_Required work_
Type out the records that follow, exactly as given.

(Stored data)
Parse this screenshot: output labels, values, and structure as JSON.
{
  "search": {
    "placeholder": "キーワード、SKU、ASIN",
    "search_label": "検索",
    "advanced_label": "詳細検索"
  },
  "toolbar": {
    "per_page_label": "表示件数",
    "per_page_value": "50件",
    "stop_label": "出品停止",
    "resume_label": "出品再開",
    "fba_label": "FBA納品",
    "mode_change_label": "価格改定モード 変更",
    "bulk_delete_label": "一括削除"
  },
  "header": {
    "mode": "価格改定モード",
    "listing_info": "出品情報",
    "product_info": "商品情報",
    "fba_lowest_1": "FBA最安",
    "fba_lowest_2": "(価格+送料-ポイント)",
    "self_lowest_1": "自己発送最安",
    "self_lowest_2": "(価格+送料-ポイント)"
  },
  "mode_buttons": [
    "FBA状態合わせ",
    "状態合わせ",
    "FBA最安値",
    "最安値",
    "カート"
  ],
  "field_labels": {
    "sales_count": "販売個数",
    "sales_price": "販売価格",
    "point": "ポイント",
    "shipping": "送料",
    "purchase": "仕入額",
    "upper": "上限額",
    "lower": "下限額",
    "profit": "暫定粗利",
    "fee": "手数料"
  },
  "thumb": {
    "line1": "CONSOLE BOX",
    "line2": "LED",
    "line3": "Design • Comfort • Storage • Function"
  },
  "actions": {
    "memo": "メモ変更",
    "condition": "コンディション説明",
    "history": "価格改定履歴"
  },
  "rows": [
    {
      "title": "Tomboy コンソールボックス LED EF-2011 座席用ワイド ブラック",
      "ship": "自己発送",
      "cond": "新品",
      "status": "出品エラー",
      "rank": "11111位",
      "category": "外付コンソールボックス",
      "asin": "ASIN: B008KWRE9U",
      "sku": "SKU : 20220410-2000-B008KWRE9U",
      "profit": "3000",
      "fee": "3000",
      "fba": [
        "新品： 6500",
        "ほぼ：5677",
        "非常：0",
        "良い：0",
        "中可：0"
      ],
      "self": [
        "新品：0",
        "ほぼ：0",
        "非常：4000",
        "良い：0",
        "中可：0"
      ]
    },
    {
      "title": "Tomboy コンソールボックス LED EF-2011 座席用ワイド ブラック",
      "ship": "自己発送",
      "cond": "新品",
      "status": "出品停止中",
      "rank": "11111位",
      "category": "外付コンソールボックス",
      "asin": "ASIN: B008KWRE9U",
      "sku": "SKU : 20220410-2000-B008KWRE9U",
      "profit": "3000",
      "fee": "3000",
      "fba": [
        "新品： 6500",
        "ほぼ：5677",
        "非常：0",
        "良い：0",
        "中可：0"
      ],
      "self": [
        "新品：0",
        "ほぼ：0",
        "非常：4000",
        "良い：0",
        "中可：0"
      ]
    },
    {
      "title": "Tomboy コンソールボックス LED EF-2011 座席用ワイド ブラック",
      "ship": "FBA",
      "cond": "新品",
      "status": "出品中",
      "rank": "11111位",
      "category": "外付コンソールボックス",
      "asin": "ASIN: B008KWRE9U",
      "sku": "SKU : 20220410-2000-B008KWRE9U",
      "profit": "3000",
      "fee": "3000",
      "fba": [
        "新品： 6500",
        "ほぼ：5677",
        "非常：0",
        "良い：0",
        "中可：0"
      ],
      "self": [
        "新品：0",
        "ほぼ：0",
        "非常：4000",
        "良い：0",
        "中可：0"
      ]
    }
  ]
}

_Task output_
Parse this screenshot: output labels, values, and structure as JSON.
{
  "search": {
    "placeholder": "キーワード、SKU、ASIN",
    "search_label": "検索",
    "advanced_label": "詳細検索"
  },
  "toolbar": {
    "per_page_label": "表示件数",
    "per_page_value": "50件",
    "stop_label": "出品停止",
    "resume_label": "出品再開",
    "fba_label": "FBA納品",
    "mode_change_label": "価格改定モード 変更",
    "bulk_delete_label": "一括削除"
  },
  "header": {
    "mode": "価格改定モード",
    "listing_info": "出品情報",
    "product_info": "商品情報",
    "fba_lowest_1": "FBA最安",
    "fba_lowest_2": "(価格+送料-ポイント)",
    "self_lowest_1": "自己発送最安",
    "self_lowest_2": "(価格+送料-ポイント)"
  },
  "mode_buttons": [
    "FBA状態合わせ",
    "状態合わせ",
    "FBA最安値",
    "最安値",
    "カート"
  ],
  "field_labels": {
    "sales_count": "販売個数",
    "sales_price": "販売価格",
    "point": "ポイント",
    "shipping": "送料",
    "purchase": "仕入額",
    "upper": "上限額",
    "lower": "下限額",
    "profit": "暫定粗利",
    "fee": "手数料"
  },
  "thumb": {
    "line1": "CONSOLE BOX",
    "line2": "LED",
    "line3": "Design • Comfort • Storage • Function"
  },
  "actions": {
    "memo": "メモ変更",
    "condition": "コンディション説明",
    "history": "価格改定履歴"
  },
  "rows": [
    {
      "title": "Tomboy コンソールボックス LED EF-2011 座席用ワイド ブラック",
      "ship": "自己発送",
      "cond": "新品",
      "status": "出品エラー",
      "rank": "11111位",
      "category": "外付コンソールボックス",
      "asin": "ASIN: B008KWRE9U",
      "sku": "SKU : 20220410-2000-B008KWRE9U",
      "profit": "3000",
      "fee": "3000",
      "fba": [
        "新品： 6500",
        "ほぼ：5677",
        "非常：0",
        "良い：0",
        "中可：0"
      ],
      "self": [
        "新品：0",
        "ほぼ：0",
        "非常：4000",
        "良い：0",
        "中可：0"
      ]
    },
    {
      "title": "Tomboy コンソールボックス LED EF-2011 座席用ワイド ブラック",
      "ship": "自己発送",
      "cond": "新品",
      "status": "出品停止中",
      "rank": "11111位",
      "category": "外付コンソールボックス",
      "asin": "ASIN: B008KWRE9U",
      "sku": "SKU : 20220410-2000-B008KWRE9U",
      "profit": "3000",
      "fee": "3000",
      "fba": [
        "新品： 6500",
        "ほぼ：5677",
        "非常：0",
        "良い：0",
        "中可：0"
      ],
      "self": [
        "新品：0",
        "ほぼ：0",
        "非常：4000",
        "良い：0",
        "中可：0"
      ]
    },
    {
      "title": "Tomboy コンソールボックス LED EF-2011 座席用ワイド ブラック",
      "ship": "FBA",
      "cond": "新品",
      "status": "出品中",
      "rank": "11111位",
      "category": "外付コンソールボックス",
      "asin": "ASIN: B008KWRE9U",
      "sku": "SKU : 20220410-2000-B008KWRE9U",
      "profit": "3000",
      "fee": "3000",
      "fba": [
        "新品： 6500",
        "ほぼ：5677",
        "非常：0",
        "良い：0",
        "中可：0"
      ],
      "self": [
        "新品：0",
        "ほぼ：0",
        "非常：4000",
        "良い：0",
        "中可：0"
      ]
    }
  ]
}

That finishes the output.